▶ **Job**: The entries below should be quoted exactly, with no pictures carried over.

◆ ◆ ◆

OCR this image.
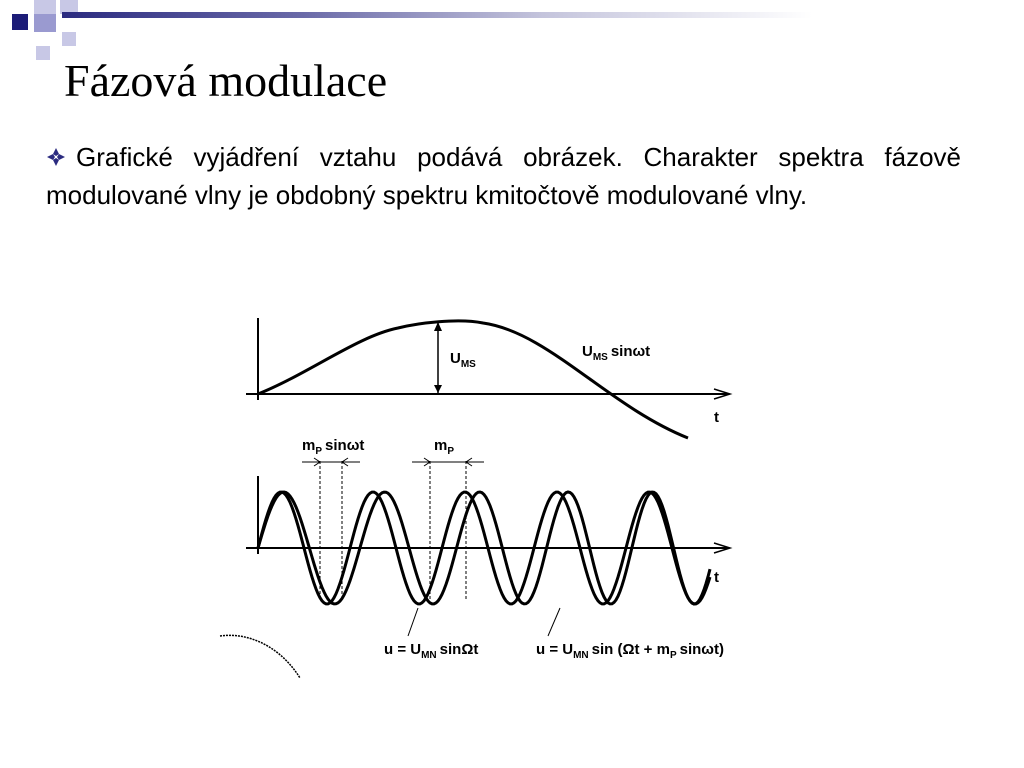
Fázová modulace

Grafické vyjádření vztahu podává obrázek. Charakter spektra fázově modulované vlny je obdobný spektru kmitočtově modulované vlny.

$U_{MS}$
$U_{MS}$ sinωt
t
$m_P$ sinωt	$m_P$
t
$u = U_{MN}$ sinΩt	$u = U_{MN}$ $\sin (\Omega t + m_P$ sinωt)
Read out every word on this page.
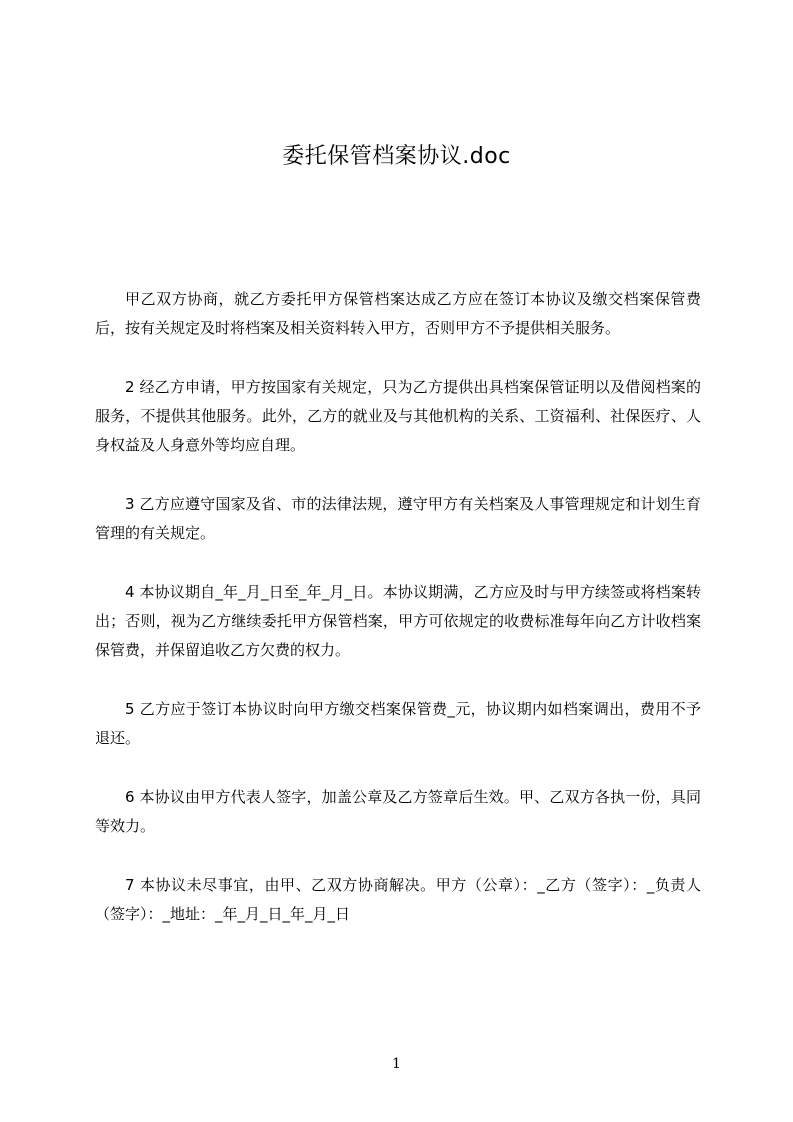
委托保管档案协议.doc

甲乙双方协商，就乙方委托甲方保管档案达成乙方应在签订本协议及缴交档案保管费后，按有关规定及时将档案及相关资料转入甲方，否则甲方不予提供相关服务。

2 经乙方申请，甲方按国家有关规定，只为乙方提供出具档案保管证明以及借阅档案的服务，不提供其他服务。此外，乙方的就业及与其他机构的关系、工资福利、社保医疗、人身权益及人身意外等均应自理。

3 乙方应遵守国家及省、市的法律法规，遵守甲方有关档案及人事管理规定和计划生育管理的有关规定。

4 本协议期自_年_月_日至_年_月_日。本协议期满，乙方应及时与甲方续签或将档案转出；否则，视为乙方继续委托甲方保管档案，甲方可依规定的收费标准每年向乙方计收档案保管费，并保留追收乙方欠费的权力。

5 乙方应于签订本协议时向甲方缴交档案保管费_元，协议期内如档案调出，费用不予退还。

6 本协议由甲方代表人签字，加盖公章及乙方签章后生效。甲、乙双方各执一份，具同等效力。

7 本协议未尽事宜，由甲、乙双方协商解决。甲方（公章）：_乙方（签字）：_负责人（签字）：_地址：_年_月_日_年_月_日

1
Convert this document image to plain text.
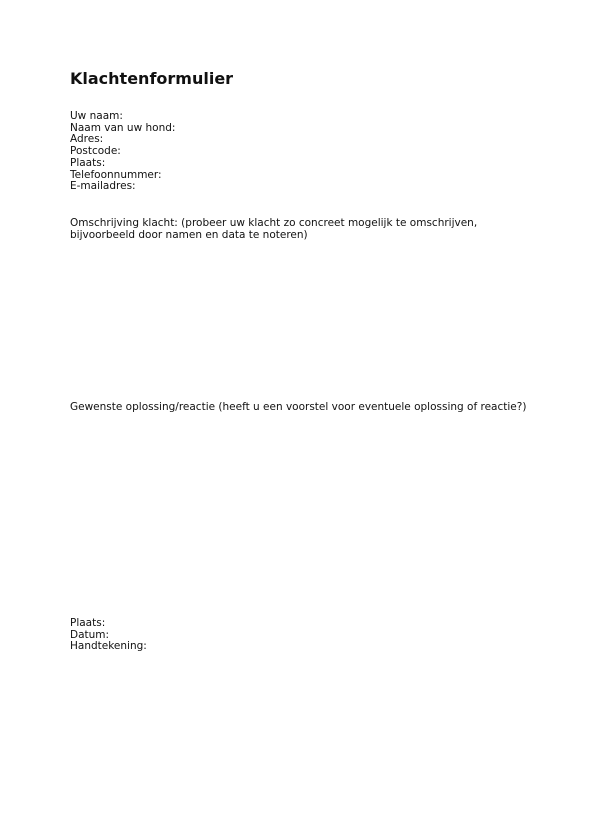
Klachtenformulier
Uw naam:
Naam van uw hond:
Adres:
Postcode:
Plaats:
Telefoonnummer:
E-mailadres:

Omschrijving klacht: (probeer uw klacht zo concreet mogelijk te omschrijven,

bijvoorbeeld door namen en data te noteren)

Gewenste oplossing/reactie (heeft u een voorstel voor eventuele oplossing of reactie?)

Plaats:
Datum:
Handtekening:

◆ ◆ ◆

▶ **Task answer**:
OCR this image.
Fázová modulace

Grafické vyjádření vztahu podává obrázek. Charakter spektra fázově modulované vlny je obdobný spektru kmitočtově modulované vlny.

$U_{MS}$
$U_{MS}$ sinωt
t
$m_P$ sinωt	$m_P$
t
$u = U_{MN}$ sinΩt	$u = U_{MN}$ $\sin (\Omega t + m_P$ sinωt)
Read out every word on this page.
委托保管档案协议.doc

甲乙双方协商，就乙方委托甲方保管档案达成乙方应在签订本协议及缴交档案保管费后，按有关规定及时将档案及相关资料转入甲方，否则甲方不予提供相关服务。

2 经乙方申请，甲方按国家有关规定，只为乙方提供出具档案保管证明以及借阅档案的服务，不提供其他服务。此外，乙方的就业及与其他机构的关系、工资福利、社保医疗、人身权益及人身意外等均应自理。

3 乙方应遵守国家及省、市的法律法规，遵守甲方有关档案及人事管理规定和计划生育管理的有关规定。

4 本协议期自_年_月_日至_年_月_日。本协议期满，乙方应及时与甲方续签或将档案转出；否则，视为乙方继续委托甲方保管档案，甲方可依规定的收费标准每年向乙方计收档案保管费，并保留追收乙方欠费的权力。

5 乙方应于签订本协议时向甲方缴交档案保管费_元，协议期内如档案调出，费用不予退还。

6 本协议由甲方代表人签字，加盖公章及乙方签章后生效。甲、乙双方各执一份，具同等效力。

7 本协议未尽事宜，由甲、乙双方协商解决。甲方（公章）：_乙方（签字）：_负责人（签字）：_地址：_年_月_日_年_月_日

1
Convert this document image to plain text.
Klachtenformulier
Uw naam:
Naam van uw hond:
Adres:
Postcode:
Plaats:
Telefoonnummer:
E-mailadres:

Omschrijving klacht: (probeer uw klacht zo concreet mogelijk te omschrijven,

bijvoorbeeld door namen en data te noteren)

Gewenste oplossing/reactie (heeft u een voorstel voor eventuele oplossing of reactie?)

Plaats:
Datum:
Handtekening:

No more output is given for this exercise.